### Written problem
Repeat the records verbatim and leave the pictures out of your copy.

-----

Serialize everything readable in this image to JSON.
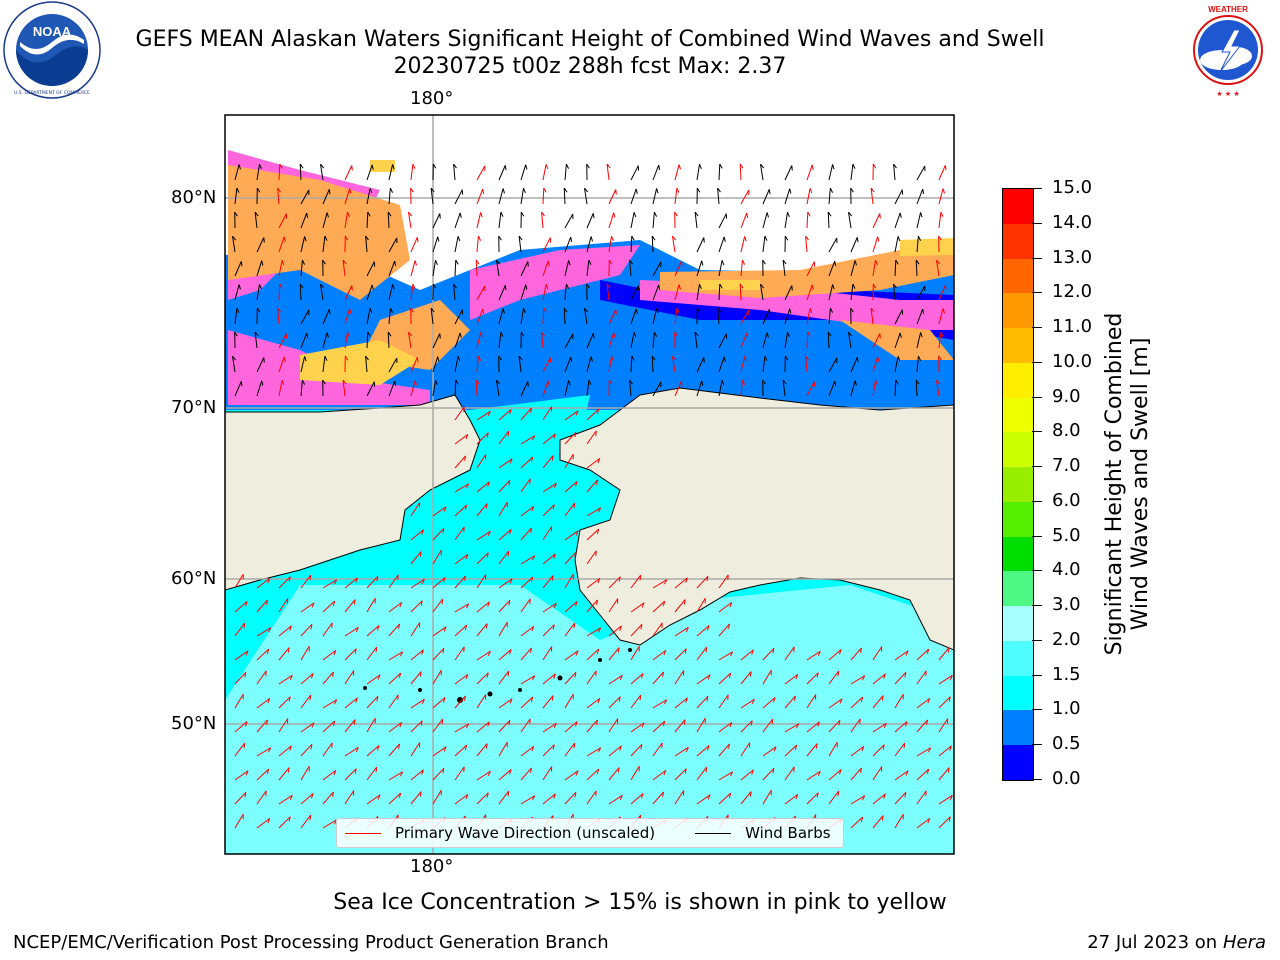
{
  "title": {
    "line1": "GEFS MEAN Alaskan Waters Significant Height of Combined Wind Waves and Swell",
    "line2": "20230725 t00z 288h fcst   Max: 2.37"
  },
  "logos": {
    "left": {
      "icon": "noaa-logo-icon",
      "text": "NOAA",
      "ring_text": "NATIONAL OCEANIC AND ATMOSPHERIC ADMINISTRATION · U.S. DEPARTMENT OF COMMERCE"
    },
    "right": {
      "icon": "nws-logo-icon",
      "ring_text": "NATIONAL WEATHER SERVICE"
    }
  },
  "map": {
    "lat_labels": [
      "80°N",
      "70°N",
      "60°N",
      "50°N"
    ],
    "lon_label_top": "180°",
    "lon_label_bottom": "180°",
    "legend": {
      "wave_label": "Primary Wave Direction (unscaled)",
      "wave_color": "#ff0000",
      "wind_label": "Wind Barbs",
      "wind_color": "#000000"
    },
    "colors": {
      "land": "#efedde",
      "ocean_open": "#00ffff",
      "ocean_light": "#a8ffff",
      "ocean_mid": "#4dfdff",
      "low_wave": "#0080ff",
      "very_low": "#0000ff",
      "ice_pink": "#ff66dd",
      "ice_orange": "#ffaa55",
      "ice_yellow": "#ffd24d"
    }
  },
  "colorbar": {
    "title": [
      "Significant Height of Combined",
      "Wind Waves and Swell [m]"
    ],
    "ticks": [
      "0.0",
      "0.5",
      "1.0",
      "1.5",
      "2.0",
      "3.0",
      "4.0",
      "5.0",
      "6.0",
      "7.0",
      "8.0",
      "9.0",
      "10.0",
      "11.0",
      "12.0",
      "13.0",
      "14.0",
      "15.0"
    ],
    "colors": [
      "#0000ff",
      "#0080ff",
      "#00ffff",
      "#4dfdff",
      "#a8ffff",
      "#4ff785",
      "#00dd00",
      "#55ee00",
      "#99ee00",
      "#ccff00",
      "#eeff00",
      "#ffee00",
      "#ffbb00",
      "#ff9900",
      "#ff6600",
      "#ff3300",
      "#ff0000"
    ]
  },
  "note": "Sea Ice Concentration > 15% is shown in pink to yellow",
  "footer": {
    "left": "NCEP/EMC/Verification Post Processing Product Generation Branch",
    "right_prefix": "27 Jul 2023 on ",
    "right_host": "Hera"
  }
}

-----

### Final answer
Serialize everything readable in this image to JSON.
{
  "title": {
    "line1": "GEFS MEAN Alaskan Waters Significant Height of Combined Wind Waves and Swell",
    "line2": "20230725 t00z 288h fcst   Max: 2.37"
  },
  "logos": {
    "left": {
      "icon": "noaa-logo-icon",
      "text": "NOAA",
      "ring_text": "NATIONAL OCEANIC AND ATMOSPHERIC ADMINISTRATION · U.S. DEPARTMENT OF COMMERCE"
    },
    "right": {
      "icon": "nws-logo-icon",
      "ring_text": "NATIONAL WEATHER SERVICE"
    }
  },
  "map": {
    "lat_labels": [
      "80°N",
      "70°N",
      "60°N",
      "50°N"
    ],
    "lon_label_top": "180°",
    "lon_label_bottom": "180°",
    "legend": {
      "wave_label": "Primary Wave Direction (unscaled)",
      "wave_color": "#ff0000",
      "wind_label": "Wind Barbs",
      "wind_color": "#000000"
    },
    "colors": {
      "land": "#efedde",
      "ocean_open": "#00ffff",
      "ocean_light": "#a8ffff",
      "ocean_mid": "#4dfdff",
      "low_wave": "#0080ff",
      "very_low": "#0000ff",
      "ice_pink": "#ff66dd",
      "ice_orange": "#ffaa55",
      "ice_yellow": "#ffd24d"
    }
  },
  "colorbar": {
    "title": [
      "Significant Height of Combined",
      "Wind Waves and Swell [m]"
    ],
    "ticks": [
      "0.0",
      "0.5",
      "1.0",
      "1.5",
      "2.0",
      "3.0",
      "4.0",
      "5.0",
      "6.0",
      "7.0",
      "8.0",
      "9.0",
      "10.0",
      "11.0",
      "12.0",
      "13.0",
      "14.0",
      "15.0"
    ],
    "colors": [
      "#0000ff",
      "#0080ff",
      "#00ffff",
      "#4dfdff",
      "#a8ffff",
      "#4ff785",
      "#00dd00",
      "#55ee00",
      "#99ee00",
      "#ccff00",
      "#eeff00",
      "#ffee00",
      "#ffbb00",
      "#ff9900",
      "#ff6600",
      "#ff3300",
      "#ff0000"
    ]
  },
  "note": "Sea Ice Concentration > 15% is shown in pink to yellow",
  "footer": {
    "left": "NCEP/EMC/Verification Post Processing Product Generation Branch",
    "right_prefix": "27 Jul 2023 on ",
    "right_host": "Hera"
  }
}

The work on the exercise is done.